Work required -
For each line below that contains the string "возникающих", copy that line.

★ ★ ★ ★ ★

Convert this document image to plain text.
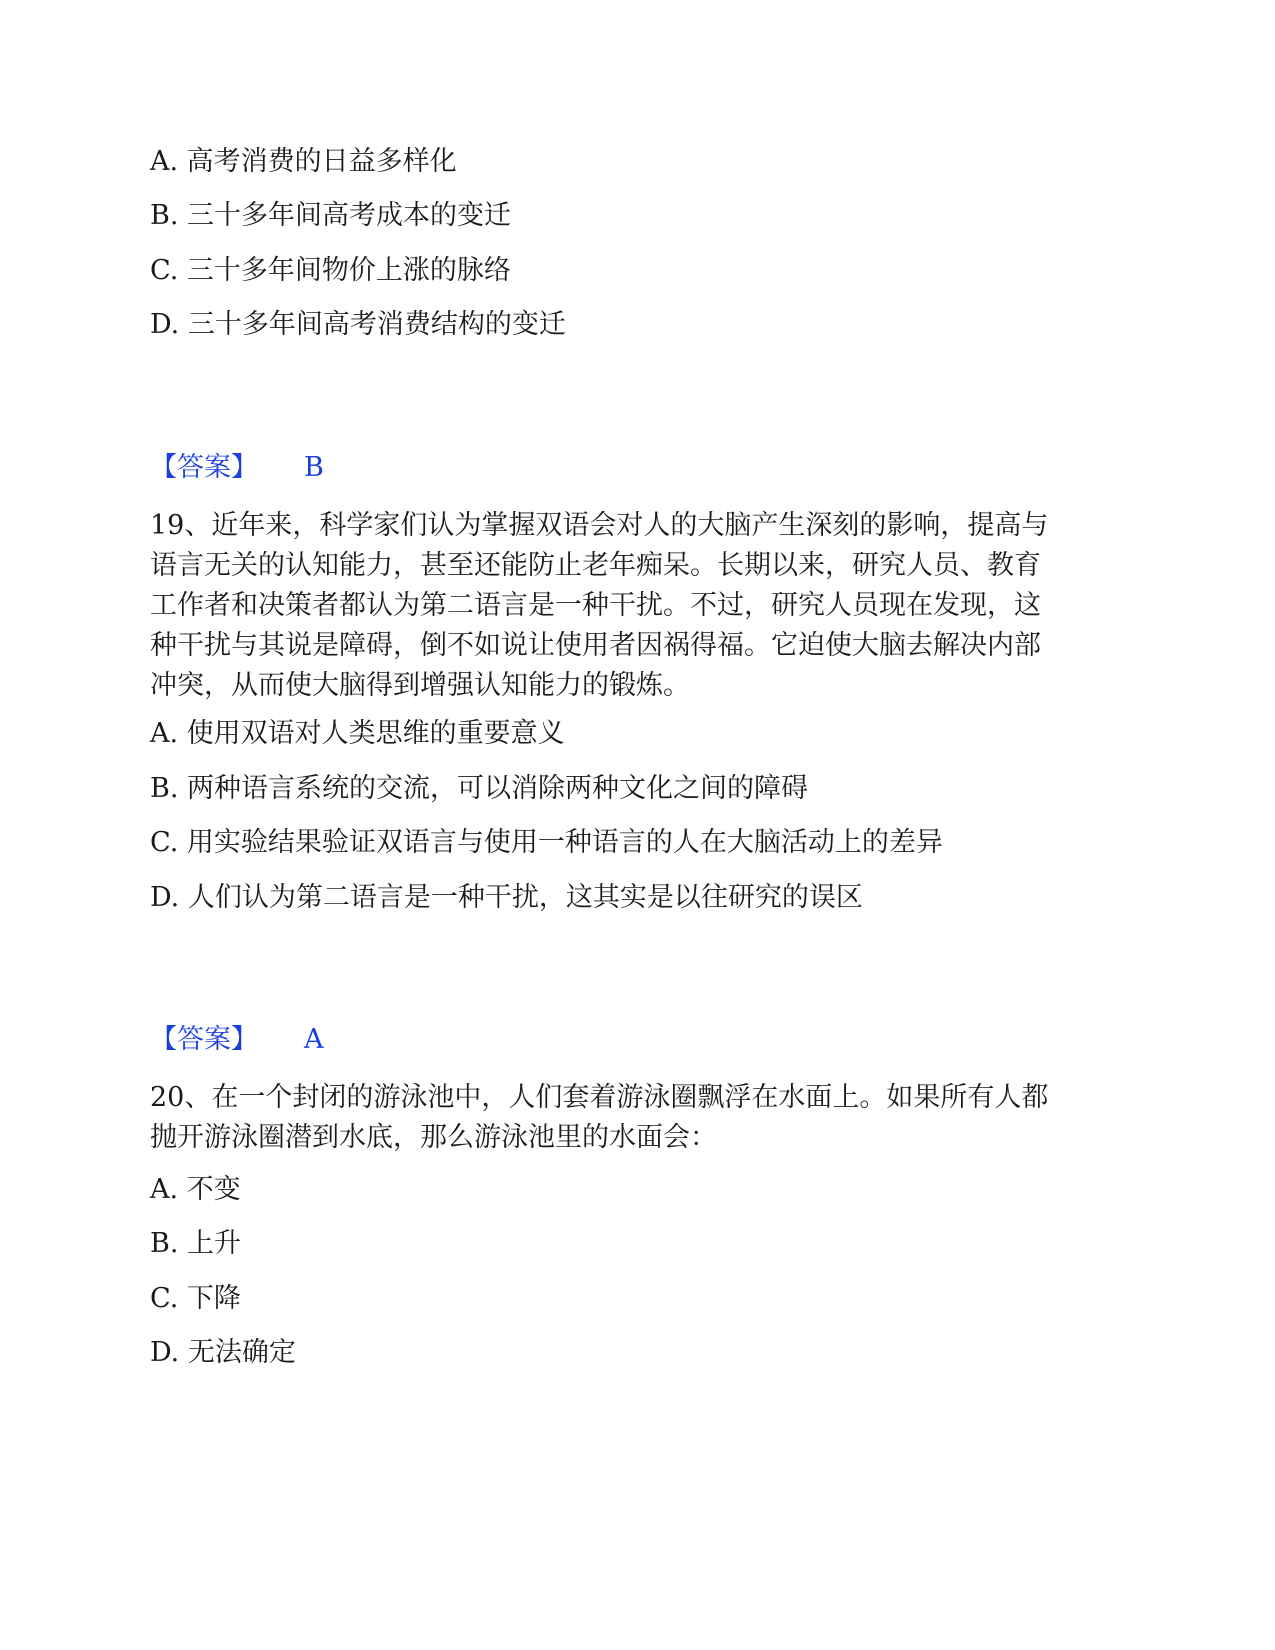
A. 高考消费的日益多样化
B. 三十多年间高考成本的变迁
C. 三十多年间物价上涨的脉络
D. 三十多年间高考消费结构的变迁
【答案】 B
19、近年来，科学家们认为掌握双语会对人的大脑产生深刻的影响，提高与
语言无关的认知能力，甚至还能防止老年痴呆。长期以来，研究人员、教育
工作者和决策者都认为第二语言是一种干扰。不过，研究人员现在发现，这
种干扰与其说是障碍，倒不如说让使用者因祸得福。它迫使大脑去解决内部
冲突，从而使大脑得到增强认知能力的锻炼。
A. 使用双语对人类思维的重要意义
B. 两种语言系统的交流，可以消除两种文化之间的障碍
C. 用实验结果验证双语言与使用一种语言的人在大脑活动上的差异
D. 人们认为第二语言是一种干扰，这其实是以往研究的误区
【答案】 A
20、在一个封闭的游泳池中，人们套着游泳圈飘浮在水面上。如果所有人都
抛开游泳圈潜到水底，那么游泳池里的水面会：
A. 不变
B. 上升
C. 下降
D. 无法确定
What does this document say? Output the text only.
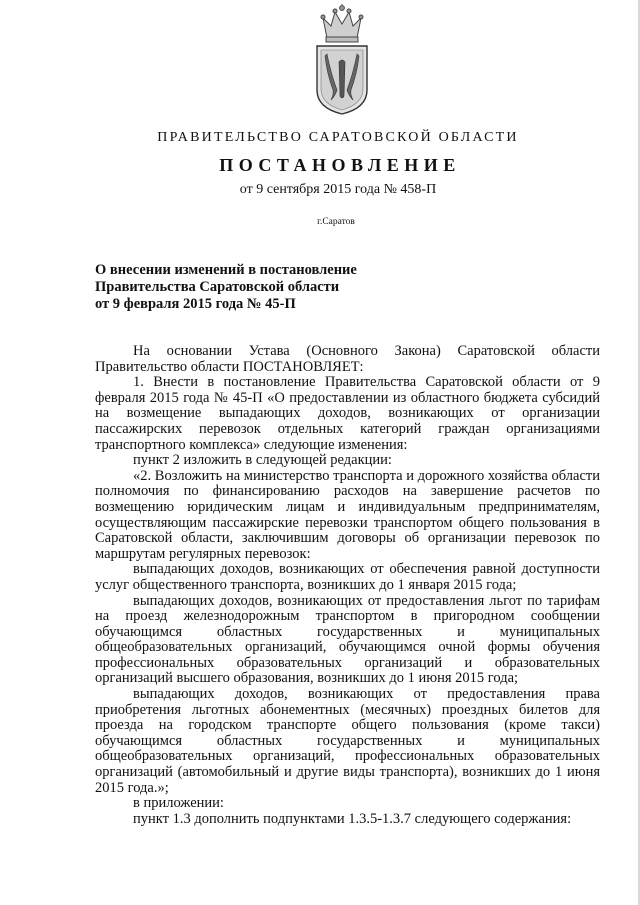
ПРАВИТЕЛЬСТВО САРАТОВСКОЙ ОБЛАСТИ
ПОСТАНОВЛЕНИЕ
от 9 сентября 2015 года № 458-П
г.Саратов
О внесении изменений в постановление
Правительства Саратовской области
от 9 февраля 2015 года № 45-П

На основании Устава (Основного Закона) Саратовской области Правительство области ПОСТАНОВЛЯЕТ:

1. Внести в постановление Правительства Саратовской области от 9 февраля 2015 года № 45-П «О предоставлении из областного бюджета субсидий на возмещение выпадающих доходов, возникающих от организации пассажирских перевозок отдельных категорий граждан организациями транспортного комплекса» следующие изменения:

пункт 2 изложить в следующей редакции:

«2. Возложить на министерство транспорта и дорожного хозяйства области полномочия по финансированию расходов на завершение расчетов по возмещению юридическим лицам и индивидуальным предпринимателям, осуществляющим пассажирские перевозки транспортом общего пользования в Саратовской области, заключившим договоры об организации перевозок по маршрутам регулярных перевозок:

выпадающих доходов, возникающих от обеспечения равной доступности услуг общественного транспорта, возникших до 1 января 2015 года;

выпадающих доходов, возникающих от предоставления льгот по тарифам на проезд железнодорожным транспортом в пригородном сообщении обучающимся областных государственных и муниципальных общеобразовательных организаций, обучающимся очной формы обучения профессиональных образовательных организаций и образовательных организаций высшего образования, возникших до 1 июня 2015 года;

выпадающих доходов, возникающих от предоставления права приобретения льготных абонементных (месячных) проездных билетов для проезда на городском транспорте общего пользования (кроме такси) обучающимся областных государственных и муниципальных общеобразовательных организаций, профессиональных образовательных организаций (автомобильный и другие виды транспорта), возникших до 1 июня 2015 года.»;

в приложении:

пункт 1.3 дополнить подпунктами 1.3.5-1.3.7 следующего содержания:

★ ★ ★ ★ ★

Correct output -
1. Внести в постановление Правительства Саратовской области от 9 февраля 2015 года № 45-П «О предоставлении из областного бюджета субсидий на возмещение выпадающих доходов, возникающих от организации пассажирских перевозок отдельных категорий граждан организациями транспортного комплекса» следующие изменения:
выпадающих доходов, возникающих от обеспечения равной доступности услуг общественного транспорта, возникших до 1 января 2015 года;
выпадающих доходов, возникающих от предоставления льгот по тарифам на проезд железнодорожным транспортом в пригородном сообщении обучающимся областных государственных и муниципальных общеобразовательных организаций, обучающимся очной формы обучения профессиональных образовательных организаций и образовательных организаций высшего образования, возникших до 1 июня 2015 года;
выпадающих доходов, возникающих от предоставления права приобретения льготных абонементных (месячных) проездных билетов для проезда на городском транспорте общего пользования (кроме такси) обучающимся областных государственных и муниципальных общеобразовательных организаций, профессиональных образовательных организаций (автомобильный и другие виды транспорта), возникших до 1 июня 2015 года.»;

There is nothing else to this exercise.